Extract to read
--------------------------------

As I have found, it is clear that a determination has been made that
the property is zoned as 'agricultural.'
[29]
I am therefore in
agreement with the Respondent that failing a challenge to this
determination of the property, that the Applicant's
relief in terms
of a declaratory order must fail.
Zoning
Certificates
[33]
The
final relief
claimed
by
the
Applicant
is
the declaration
that
the
zoning certificates
have no legal status; are not determinative of Applicant's rights; do
not constitute a certification of the
zoning applicable to the
property; and do not bind the Applicant.
(iii)
2011 -
2015
[34]
In
the founding affidavit, the Applicant makes two contentions.
It
states that on or about 11 December 2018, the Directorate:
Planning
and Economic Development of the Respondent generated or issued a
document bearing the heading 'Zoning Certificate' purportedly
in
respect of the property. In the document, the Applicant contends that
the primary use of the property is indicated to be 'agricultural'

with no reference to the fact that the Applicant
is
entitled to, and in fact utilises the property for residential
purposes. A second letter was similarly produced on 9 April 2019
indicating
the primary use as Agriculture, with consent use for various land
uses allowed
[10]
with the
consent of the Council.
[35]
On the Applicant's
version alone on this aspect, it is quite apparent that approval was
sought and granted for the departure of
the initial restriction that
'no store
or other business or industry whatsoever may be conducted or opened
without the written approval of the controlling authority',
since
the
various land use
listed now includes the operation of a farm stall and farm store,
service trade and tourist facilities.
[36]
The Respondent
states that in 2011,
the Salvation Army approached the Respondent and sought confirmation
of the zoning of the property. On 7 October
2011, the Respondent
issued the zoning certificate to remain agricultural, confirming the
1991 position. This decision was not
challenged by the Salvation
Army. The Salvation Army again approached the Respondent during 2015.
The Respondent states that as
no application for the change in land
use had been submitted, the Respondent did not have to reassess its
initial determination
and on 23 September 2015, it issued another
zoning certificate confirming the existing zoning of the property as
Agriculture 1.

--------------------------------

Dataset excerpts
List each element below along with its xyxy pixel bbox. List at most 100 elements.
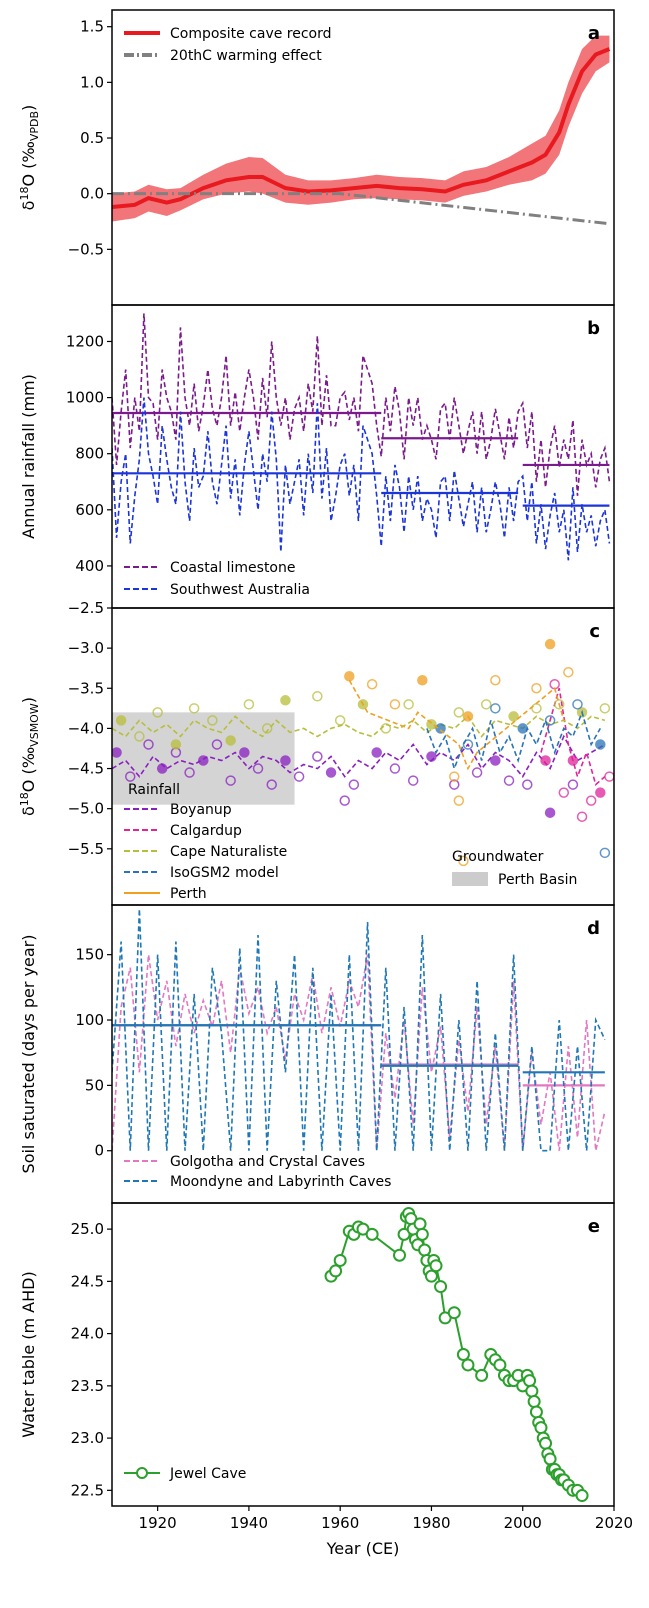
data-point-isogsm2-model bbox=[517, 723, 528, 734]
panel-letter: e bbox=[588, 1216, 600, 1237]
data-point-cape-naturaliste bbox=[134, 731, 145, 742]
legend-label: Cape Naturaliste bbox=[170, 844, 287, 860]
legend-label: Golgotha and Crystal Caves bbox=[170, 1154, 365, 1170]
y-tick-label: −2.5 bbox=[68, 599, 104, 617]
panel-letter: c bbox=[589, 621, 600, 642]
panel-letter: d bbox=[587, 918, 600, 939]
data-point-boyanup bbox=[449, 779, 460, 790]
data-point-jewel-cave bbox=[575, 1489, 589, 1503]
data-point-jewel-cave bbox=[543, 1452, 557, 1466]
uncertainty-band-composite-cave-record bbox=[112, 35, 610, 222]
y-tick-label: 50 bbox=[85, 1076, 104, 1094]
series-line-boyanup bbox=[112, 734, 606, 778]
x-tick-label: 1940 bbox=[230, 1514, 268, 1532]
x-tick-label: 2020 bbox=[595, 1514, 633, 1532]
data-point-jewel-cave bbox=[525, 1384, 539, 1398]
data-point-cape-naturaliste bbox=[380, 723, 392, 734]
data-point-cape-naturaliste bbox=[280, 695, 291, 706]
y-tick-label: 23.0 bbox=[71, 1429, 104, 1447]
legend-entry: Jewel Cave bbox=[124, 1466, 246, 1482]
x-tick-label: 2000 bbox=[504, 1514, 542, 1532]
data-point-cape-naturaliste bbox=[508, 711, 519, 722]
legend-entry: Boyanup bbox=[124, 802, 232, 818]
y-tick-label: 0 bbox=[94, 1142, 104, 1160]
legend-label: IsoGSM2 model bbox=[170, 865, 279, 881]
data-point-jewel-cave bbox=[415, 1227, 429, 1241]
data-point-boyanup bbox=[184, 767, 195, 778]
series-line-moondyne-and-labyrinth-caves bbox=[112, 908, 606, 1152]
data-point-cape-naturaliste bbox=[553, 699, 565, 710]
data-point-jewel-cave bbox=[365, 1227, 379, 1241]
plot-area bbox=[112, 638, 614, 867]
data-point-boyanup bbox=[407, 775, 419, 786]
data-point-boyanup bbox=[280, 755, 291, 766]
y-tick-label: 150 bbox=[75, 946, 104, 964]
plot-area bbox=[324, 1206, 589, 1503]
panel-letter: b bbox=[587, 318, 600, 339]
data-point-jewel-cave bbox=[461, 1358, 475, 1372]
y-tick-label: −3.5 bbox=[68, 679, 104, 697]
data-point-isogsm2-model bbox=[462, 739, 474, 750]
y-tick-label: −5.5 bbox=[68, 840, 104, 858]
y-axis-label: δ18O (‰VSMOW) bbox=[18, 697, 41, 816]
y-tick-label: −5.0 bbox=[68, 800, 104, 818]
y-axis-label: Annual rainfall (mm) bbox=[19, 374, 38, 539]
legend-entry: Perth bbox=[124, 886, 207, 902]
data-point-boyanup bbox=[490, 755, 501, 766]
data-point-cape-naturaliste bbox=[207, 715, 218, 726]
groundwater-legend-label: Perth Basin bbox=[498, 872, 577, 888]
series-line-southwest-australia bbox=[112, 397, 611, 561]
plot-area bbox=[112, 35, 611, 226]
data-point-perth bbox=[344, 670, 355, 682]
panel-b: 1200 1000 800 600 400 b bbox=[66, 304, 615, 609]
legend-label: Calgardup bbox=[170, 823, 242, 839]
panel-e: 25.0 24.5 24.0 23.5 23.0 22.5 e 1920 1940 1960 198… bbox=[71, 1202, 633, 1558]
data-point-isogsm2-model bbox=[544, 715, 556, 726]
legend-label: Southwest Australia bbox=[170, 582, 310, 598]
data-point-boyanup bbox=[312, 751, 323, 762]
data-point-cape-naturaliste bbox=[225, 735, 236, 746]
y-tick-label: 0.0 bbox=[80, 185, 104, 203]
legend-marker bbox=[136, 1467, 148, 1479]
data-point-isogsm2-model bbox=[490, 703, 501, 714]
x-tick-label: 1980 bbox=[412, 1514, 450, 1532]
data-point-jewel-cave bbox=[475, 1368, 489, 1382]
data-point-jewel-cave bbox=[413, 1217, 427, 1231]
data-point-boyanup bbox=[471, 767, 483, 778]
y-tick-label: −4.5 bbox=[68, 760, 104, 778]
data-point-boyanup bbox=[125, 771, 136, 782]
legend-entry: Calgardup bbox=[124, 823, 242, 839]
y-tick-label: 600 bbox=[75, 501, 104, 519]
data-point-jewel-cave bbox=[393, 1248, 407, 1262]
panel-a: 1.5 1.0 0.5 0.0 −0.5 a bbox=[68, 9, 615, 306]
data-point-perth bbox=[490, 674, 501, 686]
y-tick-label: 1.0 bbox=[80, 73, 104, 91]
data-point-cape-naturaliste bbox=[599, 703, 611, 714]
plot-area bbox=[112, 313, 611, 561]
data-point-perth bbox=[563, 666, 574, 678]
data-point-cape-naturaliste bbox=[334, 715, 346, 726]
data-point-jewel-cave bbox=[527, 1395, 541, 1409]
series-line-coastal-limestone bbox=[112, 313, 611, 496]
y-tick-label: 24.0 bbox=[71, 1325, 104, 1343]
y-tick-label: 1.5 bbox=[80, 18, 104, 36]
data-point-calgardup bbox=[595, 787, 606, 798]
legend-label: Composite cave record bbox=[170, 26, 332, 42]
y-tick-label: −0.5 bbox=[68, 240, 104, 258]
legend-label: Jewel Cave bbox=[169, 1466, 246, 1482]
data-point-jewel-cave bbox=[329, 1264, 343, 1278]
data-point-cape-naturaliste bbox=[152, 707, 163, 718]
data-point-boyanup bbox=[544, 807, 556, 818]
x-tick-label: 1960 bbox=[321, 1514, 359, 1532]
data-point-calgardup bbox=[604, 771, 614, 782]
legend-title: Rainfall bbox=[128, 782, 180, 798]
y-tick-label: 100 bbox=[75, 1011, 104, 1029]
panel-letter: a bbox=[588, 23, 600, 44]
legend-label: Perth bbox=[170, 886, 207, 902]
data-point-calgardup bbox=[576, 811, 588, 822]
data-point-perth bbox=[453, 795, 465, 806]
series-line-isogsm2-model bbox=[426, 709, 602, 772]
data-point-jewel-cave bbox=[523, 1374, 537, 1388]
legend-entry: Moondyne and Labyrinth Caves bbox=[124, 1174, 391, 1190]
data-point-boyanup bbox=[389, 763, 401, 774]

--------------------------------

Requirement
List every full date (day, month and year) that appears in the extract on zoning certificates. The lines above are separate material, unrelated to the extract on zoning certificates.

Written response
11 December 2018
9 April 2019
7 October 2011
23 September 2015